→ **Requirement**: Copy the data that follows, character for character, minus the pictures.

→ **Extracted records**:
========================================

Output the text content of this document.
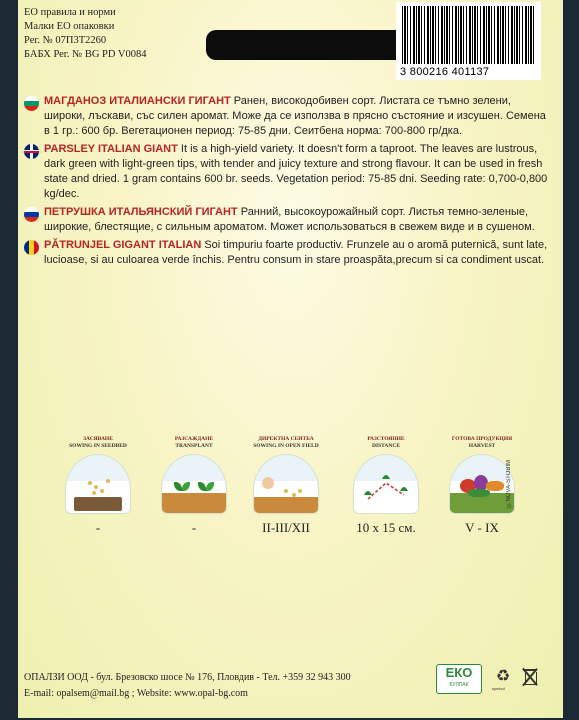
ЕО правила и норми
Малки ЕО опаковки
Рег. № 07П3Т2260
БАБХ Рег. № BG PD V0084
3 800216 401137
МАГДАНОЗ ИТАЛИАНСКИ ГИГАНТ Ранен, високодобивен сорт. Листата се тъмно зелени, широки, лъскави, със силен аромат. Може да се използва в прясно състояние и изсушен. Семена в 1 гр.: 600 бр. Вегетационен период: 75-85 дни. Сеитбена норма: 700-800 гр/дка.
PARSLEY ITALIAN GIANT It is a high-yield variety. It doesn't form a taproot. The leaves are lustrous, dark green with light-green tips, with tender and juicy texture and strong flavour. It can be used in fresh state and dried. 1 gram contains 600 br. seeds. Vegetation period: 75-85 dni. Seeding rate: 0,700-0,800 kg/dec.
ПЕТРУШКА ИТАЛЬЯНСКИЙ ГИГАНТ Ранний, высокоурожайный сорт. Листья темно-зеленые, широкие, блестящие, с сильным ароматом. Может использоваться в свежем виде и в сушеном.
PĂTRUNJEL GIGANT ITALIAN Soi timpuriu foarte productiv. Frunzele au o aromă puternică, sunt late, lucioase, si au culoarea verde închis. Pentru consum in stare proaspăta,precum si ca condiment uscat.
ЗАСЯВАНЕ
SOWING IN SEEDBED
-
РАЗСАЖДАНЕ
TRANSPLANT
-
ДИРЕКТНА СЕИТБА
SOWING IN OPEN FIELD
II-III/XII
РАЗСТОЯНИЕ
DISTANCE
10 x 15 см.
ГОТОВА ПРОДУКЦИЯ
HARVEST
V - IX
©NOVA-STOBIM
ОПАЛЗИ ООД - бул. Брезовско шосе № 176, Пловдив - Тел. +359 32 943 300
E-mail: opalsem@mail.bg ; Website: www.opal-bg.com
ЕКО
БУЛПАК	♻
symbol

========================================

→ **Answer to the task**:
Output the text content of this document.
ЕО правила и норми
Малки ЕО опаковки
Рег. № 07П3Т2260
БАБХ Рег. № BG PD V0084
3 800216 401137
МАГДАНОЗ ИТАЛИАНСКИ ГИГАНТ Ранен, високодобивен сорт. Листата се тъмно зелени, широки, лъскави, със силен аромат. Може да се използва в прясно състояние и изсушен. Семена в 1 гр.: 600 бр. Вегетационен период: 75-85 дни. Сеитбена норма: 700-800 гр/дка.
PARSLEY ITALIAN GIANT It is a high-yield variety. It doesn't form a taproot. The leaves are lustrous, dark green with light-green tips, with tender and juicy texture and strong flavour. It can be used in fresh state and dried. 1 gram contains 600 br. seeds. Vegetation period: 75-85 dni. Seeding rate: 0,700-0,800 kg/dec.
ПЕТРУШКА ИТАЛЬЯНСКИЙ ГИГАНТ Ранний, высокоурожайный сорт. Листья темно-зеленые, широкие, блестящие, с сильным ароматом. Может использоваться в свежем виде и в сушеном.
PĂTRUNJEL GIGANT ITALIAN Soi timpuriu foarte productiv. Frunzele au o aromă puternică, sunt late, lucioase, si au culoarea verde închis. Pentru consum in stare proaspăta,precum si ca condiment uscat.
ЗАСЯВАНЕ
SOWING IN SEEDBED
-
РАЗСАЖДАНЕ
TRANSPLANT
-
ДИРЕКТНА СЕИТБА
SOWING IN OPEN FIELD
II-III/XII
РАЗСТОЯНИЕ
DISTANCE
10 x 15 см.
ГОТОВА ПРОДУКЦИЯ
HARVEST
V - IX
©NOVA-STOBIM
ОПАЛЗИ ООД - бул. Брезовско шосе № 176, Пловдив - Тел. +359 32 943 300
E-mail: opalsem@mail.bg ; Website: www.opal-bg.com
ЕКО
БУЛПАК	♻
symbol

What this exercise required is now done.